§ Request: Give every line back verbatim, dropping all images.
====
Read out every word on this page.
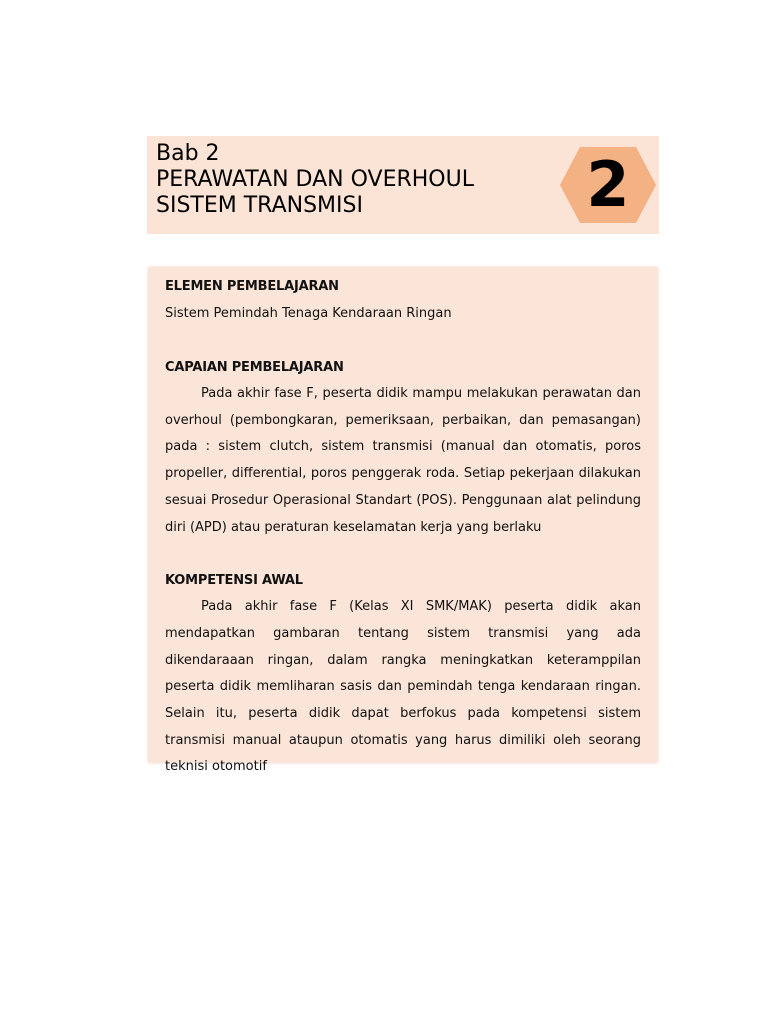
Bab 2
PERAWATAN DAN OVERHOUL
SISTEM TRANSMISI	2
ELEMEN PEMBELAJARAN
Sistem Pemindah Tenaga Kendaraan Ringan
CAPAIAN PEMBELAJARAN

Pada akhir fase F, peserta didik mampu melakukan perawatan dan overhoul (pembongkaran, pemeriksaan, perbaikan, dan pemasangan) pada : sistem clutch, sistem transmisi (manual dan otomatis, poros propeller, differential, poros penggerak roda. Setiap pekerjaan dilakukan sesuai Prosedur Operasional Standart (POS). Penggunaan alat pelindung diri (APD) atau peraturan keselamatan kerja yang berlaku

KOMPETENSI AWAL

Pada akhir fase F (Kelas XI SMK/MAK) peserta didik akan mendapatkan gambaran tentang sistem transmisi yang ada dikendaraaan ringan, dalam rangka meningkatkan keteramppilan peserta didik memliharan sasis dan pemindah tenga kendaraan ringan. Selain itu, peserta didik dapat berfokus pada kompetensi sistem transmisi manual ataupun otomatis yang harus dimiliki oleh seorang teknisi otomotif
====
§ Full response:
Read out every word on this page.
Bab 2
PERAWATAN DAN OVERHOUL
SISTEM TRANSMISI	2
ELEMEN PEMBELAJARAN
Sistem Pemindah Tenaga Kendaraan Ringan
CAPAIAN PEMBELAJARAN

Pada akhir fase F, peserta didik mampu melakukan perawatan dan overhoul (pembongkaran, pemeriksaan, perbaikan, dan pemasangan) pada : sistem clutch, sistem transmisi (manual dan otomatis, poros propeller, differential, poros penggerak roda. Setiap pekerjaan dilakukan sesuai Prosedur Operasional Standart (POS). Penggunaan alat pelindung diri (APD) atau peraturan keselamatan kerja yang berlaku

KOMPETENSI AWAL

Pada akhir fase F (Kelas XI SMK/MAK) peserta didik akan mendapatkan gambaran tentang sistem transmisi yang ada dikendaraaan ringan, dalam rangka meningkatkan keteramppilan peserta didik memliharan sasis dan pemindah tenga kendaraan ringan. Selain itu, peserta didik dapat berfokus pada kompetensi sistem transmisi manual ataupun otomatis yang harus dimiliki oleh seorang teknisi otomotif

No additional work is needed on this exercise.